* **Your instructions**: Look for "деградации" in each line of the entries, and return the matching lines.

-- START Supplied records --

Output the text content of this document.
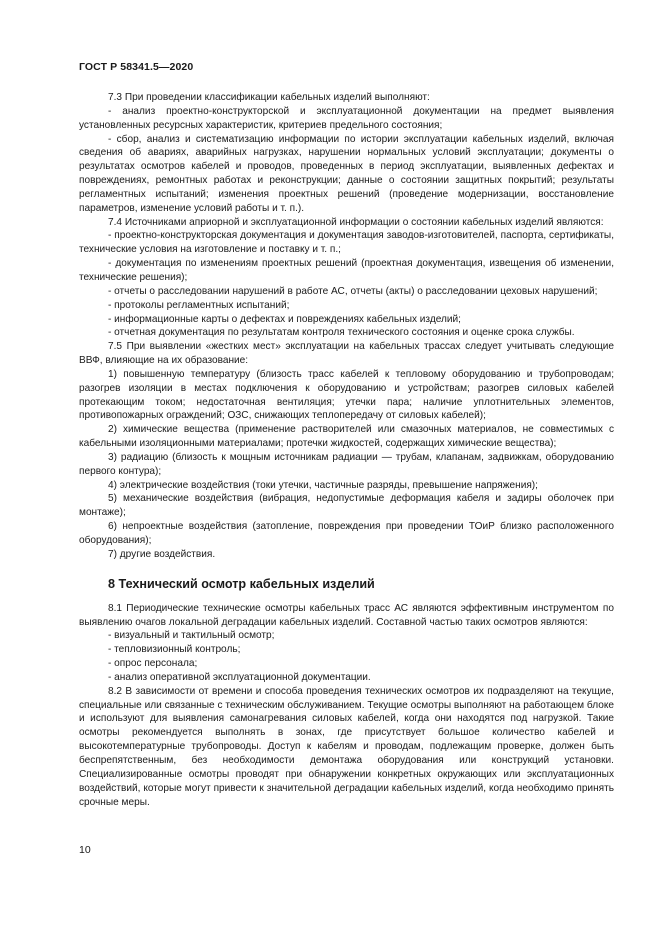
ГОСТ Р 58341.5—2020

7.3 При проведении классификации кабельных изделий выполняют:

- анализ проектно-конструкторской и эксплуатационной документации на предмет выявления установленных ресурсных характеристик, критериев предельного состояния;

- сбор, анализ и систематизацию информации по истории эксплуатации кабельных изделий, включая сведения об авариях, аварийных нагрузках, нарушении нормальных условий эксплуатации; документы о результатах осмотров кабелей и проводов, проведенных в период эксплуатации, выявленных дефектах и повреждениях, ремонтных работах и реконструкции; данные о состоянии защитных покрытий; результаты регламентных испытаний; изменения проектных решений (проведение модернизации, восстановление параметров, изменение условий работы и т. п.).

7.4 Источниками априорной и эксплуатационной информации о состоянии кабельных изделий являются:

- проектно-конструкторская документация и документация заводов-изготовителей, паспорта, сертификаты, технические условия на изготовление и поставку и т. п.;

- документация по изменениям проектных решений (проектная документация, извещения об изменении, технические решения);

- отчеты о расследовании нарушений в работе АС, отчеты (акты) о расследовании цеховых нарушений;

- протоколы регламентных испытаний;

- информационные карты о дефектах и повреждениях кабельных изделий;

- отчетная документация по результатам контроля технического состояния и оценке срока службы.

7.5 При выявлении «жестких мест» эксплуатации на кабельных трассах следует учитывать следующие ВВФ, влияющие на их образование:

1) повышенную температуру (близость трасс кабелей к тепловому оборудованию и трубопроводам; разогрев изоляции в местах подключения к оборудованию и устройствам; разогрев силовых кабелей протекающим током; недостаточная вентиляция; утечки пара; наличие уплотнительных элементов, противопожарных ограждений; ОЗС, снижающих теплопередачу от силовых кабелей);

2) химические вещества (применение растворителей или смазочных материалов, не совместимых с кабельными изоляционными материалами; протечки жидкостей, содержащих химические вещества);

3) радиацию (близость к мощным источникам радиации — трубам, клапанам, задвижкам, оборудованию первого контура);

4) электрические воздействия (токи утечки, частичные разряды, превышение напряжения);

5) механические воздействия (вибрация, недопустимые деформация кабеля и задиры оболочек при монтаже);

6) непроектные воздействия (затопление, повреждения при проведении ТОиР близко расположенного оборудования);

7) другие воздействия.

8 Технический осмотр кабельных изделий

8.1 Периодические технические осмотры кабельных трасс АС являются эффективным инструментом по выявлению очагов локальной деградации кабельных изделий. Составной частью таких осмотров являются:

- визуальный и тактильный осмотр;

- тепловизионный контроль;

- опрос персонала;

- анализ оперативной эксплуатационной документации.

8.2 В зависимости от времени и способа проведения технических осмотров их подразделяют на текущие, специальные или связанные с техническим обслуживанием. Текущие осмотры выполняют на работающем блоке и используют для выявления самонагревания силовых кабелей, когда они находятся под нагрузкой. Такие осмотры рекомендуется выполнять в зонах, где присутствует большое количество кабелей и высокотемпературные трубопроводы. Доступ к кабелям и проводам, подлежащим проверке, должен быть беспрепятственным, без необходимости демонтажа оборудования или конструкций установки. Специализированные осмотры проводят при обнаружении конкретных окружающих или эксплуатационных воздействий, которые могут привести к значительной деградации кабельных изделий, когда необходимо принять срочные меры.

10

-- END Supplied records --

* **Exercise result**:
8.1 Периодические технические осмотры кабельных трасс АС являются эффективным инструментом по выявлению очагов локальной деградации кабельных изделий. Составной частью таких осмотров являются:
8.2 В зависимости от времени и способа проведения технических осмотров их подразделяют на текущие, специальные или связанные с техническим обслуживанием. Текущие осмотры выполняют на работающем блоке и используют для выявления самонагревания силовых кабелей, когда они находятся под нагрузкой. Такие осмотры рекомендуется выполнять в зонах, где присутствует большое количество кабелей и высокотемпературные трубопроводы. Доступ к кабелям и проводам, подлежащим проверке, должен быть беспрепятственным, без необходимости демонтажа оборудования или конструкций установки. Специализированные осмотры проводят при обнаружении конкретных окружающих или эксплуатационных воздействий, которые могут привести к значительной деградации кабельных изделий, когда необходимо принять срочные меры.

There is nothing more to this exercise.